練習題:
1. 根據媒介融合一文，回答下列問題：
(a) 媒介融合的概念由誰提出？
(b) 中國第一個報業集團是哪一家？於哪一年成立？
(c) 到20世紀末，中國境內先後成立了多少家媒介集團？
2. 請在條目中找到含有「Identify all the」的那一行，把從這一行往下直到含有「editor-line: 7 Accept-Encoding: gzip, deflate, br」的那一行全部照原樣重抄一遍，首尾兩行都要包括。

文章原文:
媒介融合;意識形態國家機器;媒介學;媒介域;媒介變革
20世紀80年代,美國馬薩諸塞州理工大學的浦爾教授提出媒介融合的概念,認為在媒介發展的未來將會呈現多功能一體化的趨勢。截至目前,學界和業界所言的媒介融合,一是指將不同的媒介形態融合在一起使其產生“質變”以形成一種新的媒介形態,如電子雜志、博客新聞、手機新聞客戶端等;二是指包括一切媒介及其有關要素的匯聚、結合,甚至融合,不僅包括媒介形態的融合,還包括媒介功能、傳播手段、組織結構,甚至所有權等要素的融合。換而言之,媒介融合是信息傳輸渠道多元化下的新作業模式,是把報紙、廣播、電視等傳統媒體與互聯網、手機、手持智能終端等新媒體與傳播通道有效結合起來,實現資源共享,信息集中處理并衍生出不同形式的信息產品,然后通過不同的平臺傳播給最廣泛意義上的“個性化”受眾。媒介融合似乎看上去很美。
媒介融合是信息技術迅速發展背景下一種媒介發展的新理念,是以互聯網技術為基礎的新興媒介與傳統媒介在媒介功能一體化目標下的有機整合,其“融合”形態大致從以下幾個方面顯現。
第一,媒介組織的融合。媒介融合首先表現為媒介組織的融合,這種融合往往是依靠外部的力量,如行政力量使不同媒介組織之間相互結合成一個共同體。1996年,中國第一個報業集團——廣州報業集團成立之后,許多報業集團、廣電集團也紛紛成立,到20世紀末,中國境內先后成立了39家媒介集團。以行政命令推動所形成的媒介集團往往只是名義上的,是一種相對松散的媒介間的組合,常常處于各自為政的狀態,沒有形成有機分工、協同發展的態勢,這可視為最初形態的媒介融合。
第二,媒介資本的融合。資本融合是利用資本這只“看不見的手”,使有實力的媒介組織與機構在資本市場上完成對其他媒介進行收購或者兩個媒介組織之間通過資本市場進行合并所形成的媒介間的融合。
第三,傳播手段的融合。傳播手段融合,一是指利用新技術改造傳統媒體,二是指不同媒介利用各自的傳播手段在一個更大的傳播平臺上進行整合,實現這些媒介之間資源共享以及內容產品的相互推銷。

所給材料:
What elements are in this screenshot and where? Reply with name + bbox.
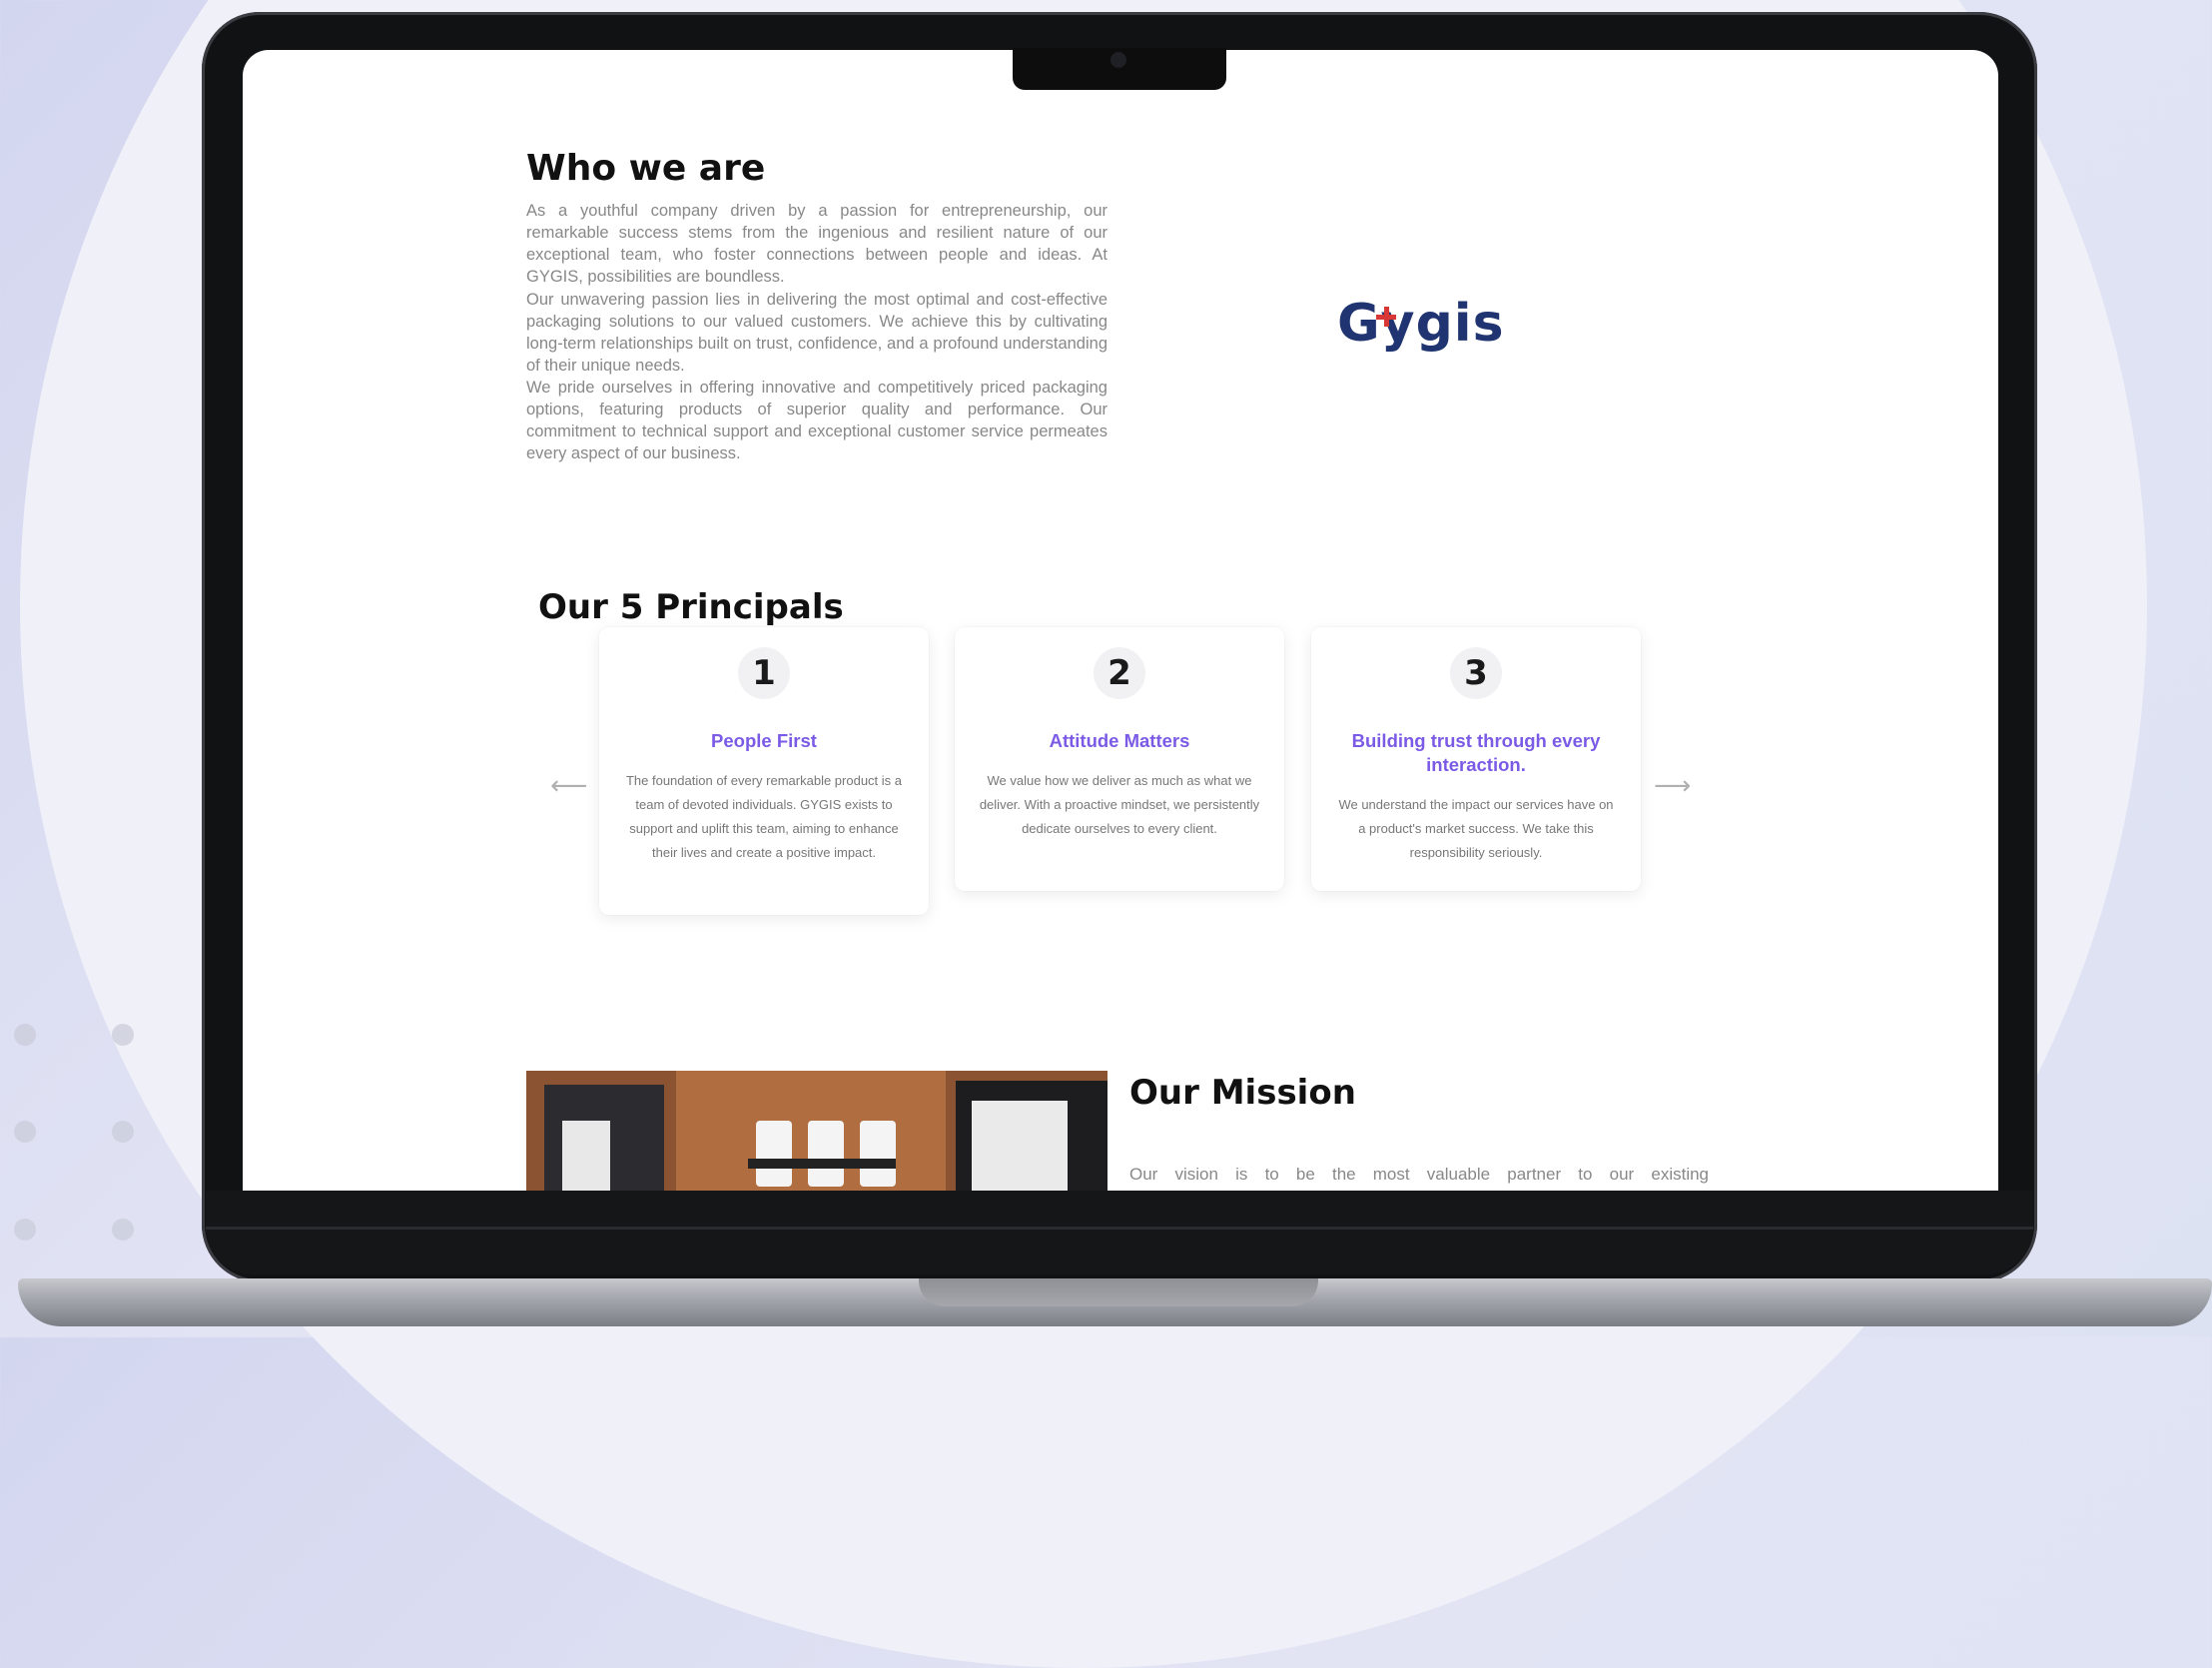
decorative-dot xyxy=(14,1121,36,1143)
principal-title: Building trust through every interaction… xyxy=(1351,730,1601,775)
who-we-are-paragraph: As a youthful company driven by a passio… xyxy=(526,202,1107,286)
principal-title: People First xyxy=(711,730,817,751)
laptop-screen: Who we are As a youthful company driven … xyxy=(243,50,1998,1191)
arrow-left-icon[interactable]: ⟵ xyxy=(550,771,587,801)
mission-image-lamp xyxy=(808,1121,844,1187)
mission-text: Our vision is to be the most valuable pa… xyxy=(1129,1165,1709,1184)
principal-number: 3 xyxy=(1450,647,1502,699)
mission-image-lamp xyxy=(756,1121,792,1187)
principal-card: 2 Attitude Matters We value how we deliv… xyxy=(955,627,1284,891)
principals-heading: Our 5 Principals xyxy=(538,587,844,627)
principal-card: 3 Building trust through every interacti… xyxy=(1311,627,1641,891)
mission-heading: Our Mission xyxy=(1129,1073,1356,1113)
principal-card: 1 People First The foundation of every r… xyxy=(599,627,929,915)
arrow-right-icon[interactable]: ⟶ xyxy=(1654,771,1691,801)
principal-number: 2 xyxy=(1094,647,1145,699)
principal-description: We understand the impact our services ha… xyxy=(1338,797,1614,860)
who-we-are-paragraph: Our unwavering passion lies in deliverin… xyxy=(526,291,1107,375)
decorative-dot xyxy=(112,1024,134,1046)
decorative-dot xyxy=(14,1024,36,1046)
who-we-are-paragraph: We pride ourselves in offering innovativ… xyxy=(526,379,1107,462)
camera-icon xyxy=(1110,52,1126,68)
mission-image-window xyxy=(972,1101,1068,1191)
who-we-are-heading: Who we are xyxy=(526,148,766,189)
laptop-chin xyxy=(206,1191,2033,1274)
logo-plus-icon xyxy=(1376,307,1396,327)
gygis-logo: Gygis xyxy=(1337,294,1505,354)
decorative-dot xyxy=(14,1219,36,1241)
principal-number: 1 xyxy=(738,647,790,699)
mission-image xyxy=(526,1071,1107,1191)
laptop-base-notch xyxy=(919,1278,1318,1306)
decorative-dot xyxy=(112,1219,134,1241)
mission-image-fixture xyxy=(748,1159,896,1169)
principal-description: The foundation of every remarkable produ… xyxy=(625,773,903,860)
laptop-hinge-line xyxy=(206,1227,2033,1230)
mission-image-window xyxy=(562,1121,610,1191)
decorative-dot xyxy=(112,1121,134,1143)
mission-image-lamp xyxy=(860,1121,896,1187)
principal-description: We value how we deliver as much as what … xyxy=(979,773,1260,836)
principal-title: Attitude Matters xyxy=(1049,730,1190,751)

---

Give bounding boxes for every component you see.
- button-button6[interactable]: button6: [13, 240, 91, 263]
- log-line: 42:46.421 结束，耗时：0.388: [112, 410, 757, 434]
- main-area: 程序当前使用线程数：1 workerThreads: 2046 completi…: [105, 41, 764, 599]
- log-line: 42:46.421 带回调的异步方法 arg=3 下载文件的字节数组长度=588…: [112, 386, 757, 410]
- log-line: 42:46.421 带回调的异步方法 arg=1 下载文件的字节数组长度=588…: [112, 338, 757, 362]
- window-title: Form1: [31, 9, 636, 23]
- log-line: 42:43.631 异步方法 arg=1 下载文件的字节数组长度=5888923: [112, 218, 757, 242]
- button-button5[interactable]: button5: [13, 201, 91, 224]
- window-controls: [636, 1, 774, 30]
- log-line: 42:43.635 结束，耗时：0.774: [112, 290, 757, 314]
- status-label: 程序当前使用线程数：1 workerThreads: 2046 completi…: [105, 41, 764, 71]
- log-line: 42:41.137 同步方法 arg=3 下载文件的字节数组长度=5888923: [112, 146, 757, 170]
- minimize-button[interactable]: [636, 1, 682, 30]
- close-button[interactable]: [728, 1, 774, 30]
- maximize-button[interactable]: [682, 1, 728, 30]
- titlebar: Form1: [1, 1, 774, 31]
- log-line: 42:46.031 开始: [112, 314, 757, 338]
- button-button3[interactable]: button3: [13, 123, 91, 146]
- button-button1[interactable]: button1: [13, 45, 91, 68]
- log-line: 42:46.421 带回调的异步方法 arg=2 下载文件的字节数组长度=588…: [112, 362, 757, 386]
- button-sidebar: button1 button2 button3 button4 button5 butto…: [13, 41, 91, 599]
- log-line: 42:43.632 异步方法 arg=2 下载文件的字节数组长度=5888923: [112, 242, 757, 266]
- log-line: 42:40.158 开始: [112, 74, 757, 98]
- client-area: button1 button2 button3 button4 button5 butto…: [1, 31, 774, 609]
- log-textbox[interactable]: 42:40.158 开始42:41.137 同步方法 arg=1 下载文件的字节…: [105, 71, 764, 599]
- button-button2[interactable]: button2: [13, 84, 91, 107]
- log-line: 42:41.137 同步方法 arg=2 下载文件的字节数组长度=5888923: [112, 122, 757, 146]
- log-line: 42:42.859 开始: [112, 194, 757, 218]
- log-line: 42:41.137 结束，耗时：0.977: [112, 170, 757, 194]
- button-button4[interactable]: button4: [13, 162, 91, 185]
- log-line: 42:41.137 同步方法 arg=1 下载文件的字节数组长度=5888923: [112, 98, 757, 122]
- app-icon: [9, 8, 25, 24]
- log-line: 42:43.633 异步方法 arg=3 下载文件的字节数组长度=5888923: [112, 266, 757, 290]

...

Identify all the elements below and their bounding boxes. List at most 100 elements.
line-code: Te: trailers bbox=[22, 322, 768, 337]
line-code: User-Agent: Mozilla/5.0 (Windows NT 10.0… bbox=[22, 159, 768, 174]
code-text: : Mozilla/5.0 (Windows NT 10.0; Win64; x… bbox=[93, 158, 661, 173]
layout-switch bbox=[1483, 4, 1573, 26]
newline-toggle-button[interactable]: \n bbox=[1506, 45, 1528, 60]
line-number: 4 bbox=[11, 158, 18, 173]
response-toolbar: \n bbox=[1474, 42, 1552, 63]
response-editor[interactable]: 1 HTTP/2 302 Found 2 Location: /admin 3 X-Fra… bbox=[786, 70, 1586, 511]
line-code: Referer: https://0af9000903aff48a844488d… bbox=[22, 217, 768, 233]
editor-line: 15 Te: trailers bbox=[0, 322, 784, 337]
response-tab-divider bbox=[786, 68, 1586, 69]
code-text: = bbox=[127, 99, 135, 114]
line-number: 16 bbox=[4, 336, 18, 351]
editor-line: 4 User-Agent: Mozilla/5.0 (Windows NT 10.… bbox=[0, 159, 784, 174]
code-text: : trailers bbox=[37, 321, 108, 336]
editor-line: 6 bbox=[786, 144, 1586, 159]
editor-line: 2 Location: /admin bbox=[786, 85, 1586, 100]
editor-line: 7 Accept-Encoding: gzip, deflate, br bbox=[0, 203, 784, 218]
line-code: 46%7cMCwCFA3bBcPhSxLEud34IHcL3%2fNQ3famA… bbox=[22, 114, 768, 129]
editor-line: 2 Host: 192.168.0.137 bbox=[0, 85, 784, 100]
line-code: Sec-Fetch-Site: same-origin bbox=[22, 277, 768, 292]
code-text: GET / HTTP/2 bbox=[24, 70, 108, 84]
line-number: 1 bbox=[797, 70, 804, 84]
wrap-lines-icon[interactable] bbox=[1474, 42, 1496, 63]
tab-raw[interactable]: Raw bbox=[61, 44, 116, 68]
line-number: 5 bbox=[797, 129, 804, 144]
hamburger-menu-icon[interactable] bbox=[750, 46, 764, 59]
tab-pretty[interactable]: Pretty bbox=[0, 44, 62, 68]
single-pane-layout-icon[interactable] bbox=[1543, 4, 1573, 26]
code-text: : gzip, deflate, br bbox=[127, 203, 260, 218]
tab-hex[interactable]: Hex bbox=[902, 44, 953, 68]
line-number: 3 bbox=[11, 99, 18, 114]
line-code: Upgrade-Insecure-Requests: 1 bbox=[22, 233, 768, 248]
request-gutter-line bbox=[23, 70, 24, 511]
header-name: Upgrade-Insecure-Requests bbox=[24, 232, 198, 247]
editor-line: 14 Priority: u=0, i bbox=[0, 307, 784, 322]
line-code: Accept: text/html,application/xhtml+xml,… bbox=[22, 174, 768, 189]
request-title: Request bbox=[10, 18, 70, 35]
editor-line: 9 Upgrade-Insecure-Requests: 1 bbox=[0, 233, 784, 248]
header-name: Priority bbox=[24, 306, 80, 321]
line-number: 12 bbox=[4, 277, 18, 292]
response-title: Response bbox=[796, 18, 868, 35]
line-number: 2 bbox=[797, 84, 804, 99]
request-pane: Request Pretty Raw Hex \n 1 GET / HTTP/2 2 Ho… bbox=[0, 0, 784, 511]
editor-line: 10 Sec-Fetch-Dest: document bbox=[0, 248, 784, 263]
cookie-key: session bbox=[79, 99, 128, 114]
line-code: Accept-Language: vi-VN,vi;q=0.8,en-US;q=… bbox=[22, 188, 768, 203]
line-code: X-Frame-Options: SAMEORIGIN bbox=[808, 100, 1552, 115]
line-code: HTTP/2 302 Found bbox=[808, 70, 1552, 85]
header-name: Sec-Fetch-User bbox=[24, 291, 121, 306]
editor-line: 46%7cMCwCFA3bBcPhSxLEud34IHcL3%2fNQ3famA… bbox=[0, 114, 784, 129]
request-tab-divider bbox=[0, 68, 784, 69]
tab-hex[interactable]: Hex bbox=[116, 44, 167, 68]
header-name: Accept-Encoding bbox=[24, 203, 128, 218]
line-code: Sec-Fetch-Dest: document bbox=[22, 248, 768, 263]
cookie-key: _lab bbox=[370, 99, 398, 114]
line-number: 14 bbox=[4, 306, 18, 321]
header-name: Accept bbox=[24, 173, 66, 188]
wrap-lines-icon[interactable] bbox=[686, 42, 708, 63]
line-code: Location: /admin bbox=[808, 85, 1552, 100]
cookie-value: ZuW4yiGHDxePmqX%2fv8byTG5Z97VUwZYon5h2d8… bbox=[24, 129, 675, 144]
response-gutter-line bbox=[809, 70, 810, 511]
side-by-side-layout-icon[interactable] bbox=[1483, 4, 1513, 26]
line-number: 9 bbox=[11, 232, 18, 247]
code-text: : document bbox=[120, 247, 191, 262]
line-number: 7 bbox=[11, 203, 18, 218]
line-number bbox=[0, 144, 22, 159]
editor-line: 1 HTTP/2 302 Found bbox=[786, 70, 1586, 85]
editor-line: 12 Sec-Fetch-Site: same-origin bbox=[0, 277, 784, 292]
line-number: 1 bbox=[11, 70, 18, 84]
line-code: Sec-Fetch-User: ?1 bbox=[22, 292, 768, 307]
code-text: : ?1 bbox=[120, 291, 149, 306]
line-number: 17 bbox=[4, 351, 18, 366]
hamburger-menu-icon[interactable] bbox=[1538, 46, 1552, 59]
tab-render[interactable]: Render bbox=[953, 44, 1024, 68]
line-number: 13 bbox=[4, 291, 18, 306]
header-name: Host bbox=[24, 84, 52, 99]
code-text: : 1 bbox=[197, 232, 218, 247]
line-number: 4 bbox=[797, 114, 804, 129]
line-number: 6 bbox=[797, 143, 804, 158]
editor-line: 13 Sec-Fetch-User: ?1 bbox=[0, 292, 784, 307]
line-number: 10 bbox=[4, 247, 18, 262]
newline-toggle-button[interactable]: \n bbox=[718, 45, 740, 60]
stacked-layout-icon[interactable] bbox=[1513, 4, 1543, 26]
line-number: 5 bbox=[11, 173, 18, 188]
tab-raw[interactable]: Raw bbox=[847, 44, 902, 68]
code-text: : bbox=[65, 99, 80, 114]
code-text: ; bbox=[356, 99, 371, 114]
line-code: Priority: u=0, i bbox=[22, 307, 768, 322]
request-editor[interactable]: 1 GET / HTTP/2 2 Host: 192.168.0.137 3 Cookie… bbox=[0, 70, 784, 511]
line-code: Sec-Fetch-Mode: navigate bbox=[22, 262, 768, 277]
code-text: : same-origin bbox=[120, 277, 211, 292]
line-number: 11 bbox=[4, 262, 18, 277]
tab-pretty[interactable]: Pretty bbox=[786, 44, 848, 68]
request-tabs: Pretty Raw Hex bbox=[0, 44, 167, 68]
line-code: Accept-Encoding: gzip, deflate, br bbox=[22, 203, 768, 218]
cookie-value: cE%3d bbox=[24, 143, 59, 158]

參考答案:
1.
(a) 美國馬薩諸塞州理工大學的浦爾教授。
(b) 廣州報業集團，1996年成立。
(c) 39家。

2.
Identify all the elements below and their bounding boxes. List at most 100 elements.
line-code: Te: trailers bbox=[22, 322, 768, 337]
line-code: User-Agent: Mozilla/5.0 (Windows NT 10.0… bbox=[22, 159, 768, 174]
code-text: : Mozilla/5.0 (Windows NT 10.0; Win64; x… bbox=[93, 158, 661, 173]
layout-switch bbox=[1483, 4, 1573, 26]
newline-toggle-button[interactable]: \n bbox=[1506, 45, 1528, 60]
line-number: 4 bbox=[11, 158, 18, 173]
response-toolbar: \n bbox=[1474, 42, 1552, 63]
response-editor[interactable]: 1 HTTP/2 302 Found 2 Location: /admin 3 X-Fra… bbox=[786, 70, 1586, 511]
line-code: Referer: https://0af9000903aff48a844488d… bbox=[22, 217, 768, 233]
editor-line: 15 Te: trailers bbox=[0, 322, 784, 337]
response-tab-divider bbox=[786, 68, 1586, 69]
code-text: = bbox=[127, 99, 135, 114]
line-number: 16 bbox=[4, 336, 18, 351]
editor-line: 4 User-Agent: Mozilla/5.0 (Windows NT 10.… bbox=[0, 159, 784, 174]
code-text: : trailers bbox=[37, 321, 108, 336]
editor-line: 6 bbox=[786, 144, 1586, 159]
editor-line: 2 Location: /admin bbox=[786, 85, 1586, 100]
editor-line: 7 Accept-Encoding: gzip, deflate, br bbox=[0, 203, 784, 218]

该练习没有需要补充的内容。